Stored entries

-- Start --

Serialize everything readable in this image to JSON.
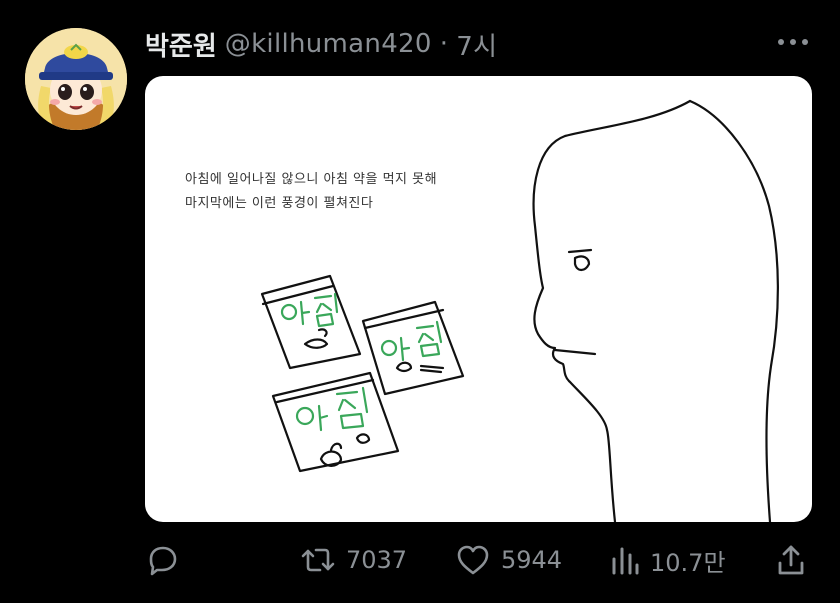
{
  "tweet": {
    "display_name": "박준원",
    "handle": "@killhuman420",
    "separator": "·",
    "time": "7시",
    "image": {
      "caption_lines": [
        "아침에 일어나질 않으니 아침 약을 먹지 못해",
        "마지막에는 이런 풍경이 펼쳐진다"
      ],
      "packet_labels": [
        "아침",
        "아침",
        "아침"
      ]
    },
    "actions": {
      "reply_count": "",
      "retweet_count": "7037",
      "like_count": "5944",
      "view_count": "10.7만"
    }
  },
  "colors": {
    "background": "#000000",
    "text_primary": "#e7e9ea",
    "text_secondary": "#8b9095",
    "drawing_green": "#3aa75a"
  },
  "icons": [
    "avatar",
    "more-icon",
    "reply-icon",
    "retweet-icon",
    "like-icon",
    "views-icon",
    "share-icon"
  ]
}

-- End --
-- Start --

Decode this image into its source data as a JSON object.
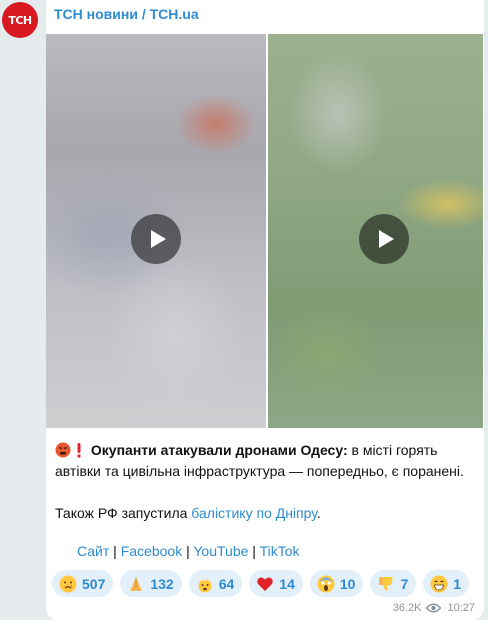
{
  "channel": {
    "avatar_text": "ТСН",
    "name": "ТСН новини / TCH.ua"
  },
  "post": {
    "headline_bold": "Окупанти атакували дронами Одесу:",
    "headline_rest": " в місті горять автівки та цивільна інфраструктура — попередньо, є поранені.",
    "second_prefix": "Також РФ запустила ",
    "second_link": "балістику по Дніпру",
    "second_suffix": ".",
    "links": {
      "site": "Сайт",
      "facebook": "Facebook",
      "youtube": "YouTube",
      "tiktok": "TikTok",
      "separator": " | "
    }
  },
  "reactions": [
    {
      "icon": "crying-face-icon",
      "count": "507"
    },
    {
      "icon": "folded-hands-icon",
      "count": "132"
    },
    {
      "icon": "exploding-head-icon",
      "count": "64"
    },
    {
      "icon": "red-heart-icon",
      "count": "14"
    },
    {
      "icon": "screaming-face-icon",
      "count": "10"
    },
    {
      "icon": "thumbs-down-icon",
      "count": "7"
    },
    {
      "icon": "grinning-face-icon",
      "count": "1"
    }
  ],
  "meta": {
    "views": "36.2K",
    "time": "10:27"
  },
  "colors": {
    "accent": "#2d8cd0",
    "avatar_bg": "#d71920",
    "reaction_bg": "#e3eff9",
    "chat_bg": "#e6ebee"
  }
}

-- End --
-- Start --

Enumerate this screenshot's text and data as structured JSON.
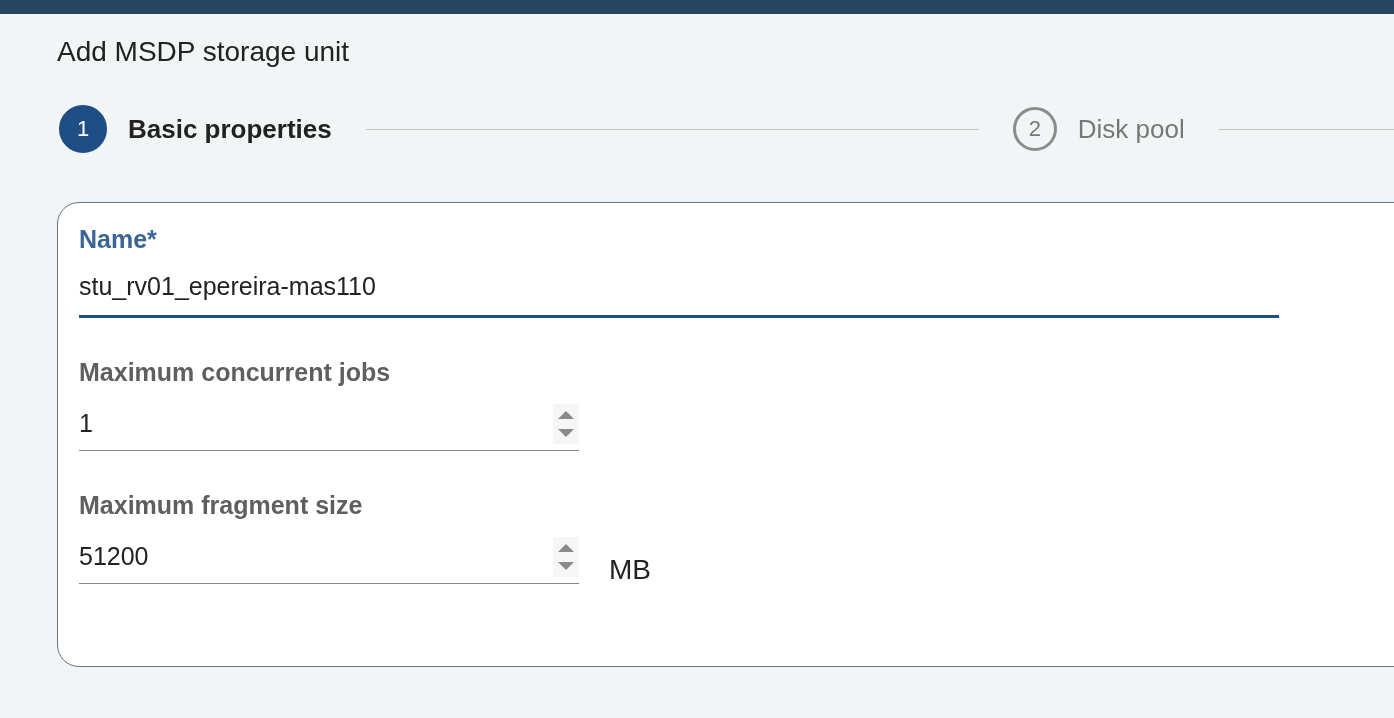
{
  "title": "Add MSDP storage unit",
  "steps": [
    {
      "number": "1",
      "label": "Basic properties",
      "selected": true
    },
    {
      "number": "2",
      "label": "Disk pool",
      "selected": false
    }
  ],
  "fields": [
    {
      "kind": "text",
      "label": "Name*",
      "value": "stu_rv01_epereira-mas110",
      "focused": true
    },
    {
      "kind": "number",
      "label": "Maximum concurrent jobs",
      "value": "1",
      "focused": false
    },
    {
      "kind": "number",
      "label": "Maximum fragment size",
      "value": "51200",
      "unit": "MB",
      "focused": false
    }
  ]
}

-- End --

### The exercise
From the data above, pick out each line containing "image" and copy it.

### Response below
Serialize everything readable in this image to JSON.
    "image": {
Decode this image into its source data as a JSON object.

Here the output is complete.